Extract each record and reproduce it exactly.

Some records
* * * * * * * * *
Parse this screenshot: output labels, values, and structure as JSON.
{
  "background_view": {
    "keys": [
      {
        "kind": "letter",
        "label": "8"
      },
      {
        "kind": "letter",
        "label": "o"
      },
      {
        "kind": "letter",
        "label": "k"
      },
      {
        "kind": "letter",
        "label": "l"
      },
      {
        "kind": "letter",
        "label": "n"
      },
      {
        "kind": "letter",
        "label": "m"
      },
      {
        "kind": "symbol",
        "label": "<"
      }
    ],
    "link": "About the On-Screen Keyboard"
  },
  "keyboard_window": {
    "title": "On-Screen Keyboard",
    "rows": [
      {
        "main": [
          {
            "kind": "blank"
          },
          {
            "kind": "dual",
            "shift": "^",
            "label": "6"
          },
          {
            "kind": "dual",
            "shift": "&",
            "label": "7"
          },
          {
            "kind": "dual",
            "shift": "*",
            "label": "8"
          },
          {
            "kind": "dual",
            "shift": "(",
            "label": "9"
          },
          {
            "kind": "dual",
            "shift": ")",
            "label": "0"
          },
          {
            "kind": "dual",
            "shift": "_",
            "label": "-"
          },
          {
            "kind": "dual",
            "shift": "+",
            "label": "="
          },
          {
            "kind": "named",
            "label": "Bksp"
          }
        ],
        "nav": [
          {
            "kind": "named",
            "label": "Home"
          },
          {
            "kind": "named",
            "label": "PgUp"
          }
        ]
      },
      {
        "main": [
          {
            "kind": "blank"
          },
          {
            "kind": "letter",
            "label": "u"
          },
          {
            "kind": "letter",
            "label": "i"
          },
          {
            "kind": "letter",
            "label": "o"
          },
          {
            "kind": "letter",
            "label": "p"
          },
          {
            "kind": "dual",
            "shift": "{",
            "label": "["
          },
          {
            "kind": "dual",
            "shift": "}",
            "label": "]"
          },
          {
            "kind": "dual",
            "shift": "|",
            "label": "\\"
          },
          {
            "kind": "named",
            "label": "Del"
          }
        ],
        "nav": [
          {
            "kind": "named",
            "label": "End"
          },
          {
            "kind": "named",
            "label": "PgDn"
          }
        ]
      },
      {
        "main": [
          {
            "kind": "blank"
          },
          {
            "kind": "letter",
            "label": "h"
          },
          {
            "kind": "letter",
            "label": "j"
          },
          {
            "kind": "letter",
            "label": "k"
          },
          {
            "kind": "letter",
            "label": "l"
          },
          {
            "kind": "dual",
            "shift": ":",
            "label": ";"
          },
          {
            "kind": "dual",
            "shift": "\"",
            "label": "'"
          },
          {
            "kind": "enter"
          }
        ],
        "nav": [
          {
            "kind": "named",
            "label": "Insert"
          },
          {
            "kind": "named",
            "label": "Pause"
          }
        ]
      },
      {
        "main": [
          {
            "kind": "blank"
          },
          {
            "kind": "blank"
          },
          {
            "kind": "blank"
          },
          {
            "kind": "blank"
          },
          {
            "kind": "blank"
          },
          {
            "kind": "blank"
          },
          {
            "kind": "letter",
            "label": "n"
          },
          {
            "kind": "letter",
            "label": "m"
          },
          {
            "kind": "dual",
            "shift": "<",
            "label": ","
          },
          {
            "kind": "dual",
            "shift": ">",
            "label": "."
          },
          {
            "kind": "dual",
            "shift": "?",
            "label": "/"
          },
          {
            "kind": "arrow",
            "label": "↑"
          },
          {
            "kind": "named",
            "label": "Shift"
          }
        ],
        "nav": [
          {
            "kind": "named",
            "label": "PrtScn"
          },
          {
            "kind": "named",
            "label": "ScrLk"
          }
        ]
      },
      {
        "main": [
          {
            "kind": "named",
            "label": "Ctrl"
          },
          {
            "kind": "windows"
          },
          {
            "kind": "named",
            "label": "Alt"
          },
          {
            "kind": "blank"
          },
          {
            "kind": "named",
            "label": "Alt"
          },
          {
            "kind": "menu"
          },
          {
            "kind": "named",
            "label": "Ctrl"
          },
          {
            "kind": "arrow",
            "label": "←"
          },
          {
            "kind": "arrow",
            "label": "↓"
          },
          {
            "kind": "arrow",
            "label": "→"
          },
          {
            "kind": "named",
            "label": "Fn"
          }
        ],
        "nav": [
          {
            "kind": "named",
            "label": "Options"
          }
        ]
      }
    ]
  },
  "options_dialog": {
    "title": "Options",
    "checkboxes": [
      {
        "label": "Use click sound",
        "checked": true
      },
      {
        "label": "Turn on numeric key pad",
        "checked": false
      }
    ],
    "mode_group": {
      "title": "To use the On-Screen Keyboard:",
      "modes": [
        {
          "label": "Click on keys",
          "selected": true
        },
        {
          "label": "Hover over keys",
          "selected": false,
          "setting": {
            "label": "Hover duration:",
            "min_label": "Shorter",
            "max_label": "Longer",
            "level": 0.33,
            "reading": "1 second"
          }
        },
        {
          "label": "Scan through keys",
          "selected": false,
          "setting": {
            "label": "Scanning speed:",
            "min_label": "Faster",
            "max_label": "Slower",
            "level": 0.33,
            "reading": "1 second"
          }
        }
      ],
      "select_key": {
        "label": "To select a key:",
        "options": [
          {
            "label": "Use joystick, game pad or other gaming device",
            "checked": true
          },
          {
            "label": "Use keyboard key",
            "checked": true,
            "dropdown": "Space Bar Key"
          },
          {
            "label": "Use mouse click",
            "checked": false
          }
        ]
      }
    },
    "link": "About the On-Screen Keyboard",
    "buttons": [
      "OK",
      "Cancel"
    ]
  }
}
* * * * * * * * *
:: RESULT FOR THIS TASK ::
Parse this screenshot: output labels, values, and structure as JSON.
{
  "background_view": {
    "keys": [
      {
        "kind": "letter",
        "label": "8"
      },
      {
        "kind": "letter",
        "label": "o"
      },
      {
        "kind": "letter",
        "label": "k"
      },
      {
        "kind": "letter",
        "label": "l"
      },
      {
        "kind": "letter",
        "label": "n"
      },
      {
        "kind": "letter",
        "label": "m"
      },
      {
        "kind": "symbol",
        "label": "<"
      }
    ],
    "link": "About the On-Screen Keyboard"
  },
  "keyboard_window": {
    "title": "On-Screen Keyboard",
    "rows": [
      {
        "main": [
          {
            "kind": "blank"
          },
          {
            "kind": "dual",
            "shift": "^",
            "label": "6"
          },
          {
            "kind": "dual",
            "shift": "&",
            "label": "7"
          },
          {
            "kind": "dual",
            "shift": "*",
            "label": "8"
          },
          {
            "kind": "dual",
            "shift": "(",
            "label": "9"
          },
          {
            "kind": "dual",
            "shift": ")",
            "label": "0"
          },
          {
            "kind": "dual",
            "shift": "_",
            "label": "-"
          },
          {
            "kind": "dual",
            "shift": "+",
            "label": "="
          },
          {
            "kind": "named",
            "label": "Bksp"
          }
        ],
        "nav": [
          {
            "kind": "named",
            "label": "Home"
          },
          {
            "kind": "named",
            "label": "PgUp"
          }
        ]
      },
      {
        "main": [
          {
            "kind": "blank"
          },
          {
            "kind": "letter",
            "label": "u"
          },
          {
            "kind": "letter",
            "label": "i"
          },
          {
            "kind": "letter",
            "label": "o"
          },
          {
            "kind": "letter",
            "label": "p"
          },
          {
            "kind": "dual",
            "shift": "{",
            "label": "["
          },
          {
            "kind": "dual",
            "shift": "}",
            "label": "]"
          },
          {
            "kind": "dual",
            "shift": "|",
            "label": "\\"
          },
          {
            "kind": "named",
            "label": "Del"
          }
        ],
        "nav": [
          {
            "kind": "named",
            "label": "End"
          },
          {
            "kind": "named",
            "label": "PgDn"
          }
        ]
      },
      {
        "main": [
          {
            "kind": "blank"
          },
          {
            "kind": "letter",
            "label": "h"
          },
          {
            "kind": "letter",
            "label": "j"
          },
          {
            "kind": "letter",
            "label": "k"
          },
          {
            "kind": "letter",
            "label": "l"
          },
          {
            "kind": "dual",
            "shift": ":",
            "label": ";"
          },
          {
            "kind": "dual",
            "shift": "\"",
            "label": "'"
          },
          {
            "kind": "enter"
          }
        ],
        "nav": [
          {
            "kind": "named",
            "label": "Insert"
          },
          {
            "kind": "named",
            "label": "Pause"
          }
        ]
      },
      {
        "main": [
          {
            "kind": "blank"
          },
          {
            "kind": "blank"
          },
          {
            "kind": "blank"
          },
          {
            "kind": "blank"
          },
          {
            "kind": "blank"
          },
          {
            "kind": "blank"
          },
          {
            "kind": "letter",
            "label": "n"
          },
          {
            "kind": "letter",
            "label": "m"
          },
          {
            "kind": "dual",
            "shift": "<",
            "label": ","
          },
          {
            "kind": "dual",
            "shift": ">",
            "label": "."
          },
          {
            "kind": "dual",
            "shift": "?",
            "label": "/"
          },
          {
            "kind": "arrow",
            "label": "↑"
          },
          {
            "kind": "named",
            "label": "Shift"
          }
        ],
        "nav": [
          {
            "kind": "named",
            "label": "PrtScn"
          },
          {
            "kind": "named",
            "label": "ScrLk"
          }
        ]
      },
      {
        "main": [
          {
            "kind": "named",
            "label": "Ctrl"
          },
          {
            "kind": "windows"
          },
          {
            "kind": "named",
            "label": "Alt"
          },
          {
            "kind": "blank"
          },
          {
            "kind": "named",
            "label": "Alt"
          },
          {
            "kind": "menu"
          },
          {
            "kind": "named",
            "label": "Ctrl"
          },
          {
            "kind": "arrow",
            "label": "←"
          },
          {
            "kind": "arrow",
            "label": "↓"
          },
          {
            "kind": "arrow",
            "label": "→"
          },
          {
            "kind": "named",
            "label": "Fn"
          }
        ],
        "nav": [
          {
            "kind": "named",
            "label": "Options"
          }
        ]
      }
    ]
  },
  "options_dialog": {
    "title": "Options",
    "checkboxes": [
      {
        "label": "Use click sound",
        "checked": true
      },
      {
        "label": "Turn on numeric key pad",
        "checked": false
      }
    ],
    "mode_group": {
      "title": "To use the On-Screen Keyboard:",
      "modes": [
        {
          "label": "Click on keys",
          "selected": true
        },
        {
          "label": "Hover over keys",
          "selected": false,
          "setting": {
            "label": "Hover duration:",
            "min_label": "Shorter",
            "max_label": "Longer",
            "level": 0.33,
            "reading": "1 second"
          }
        },
        {
          "label": "Scan through keys",
          "selected": false,
          "setting": {
            "label": "Scanning speed:",
            "min_label": "Faster",
            "max_label": "Slower",
            "level": 0.33,
            "reading": "1 second"
          }
        }
      ],
      "select_key": {
        "label": "To select a key:",
        "options": [
          {
            "label": "Use joystick, game pad or other gaming device",
            "checked": true
          },
          {
            "label": "Use keyboard key",
            "checked": true,
            "dropdown": "Space Bar Key"
          },
          {
            "label": "Use mouse click",
            "checked": false
          }
        ]
      }
    },
    "link": "About the On-Screen Keyboard",
    "buttons": [
      "OK",
      "Cancel"
    ]
  }
}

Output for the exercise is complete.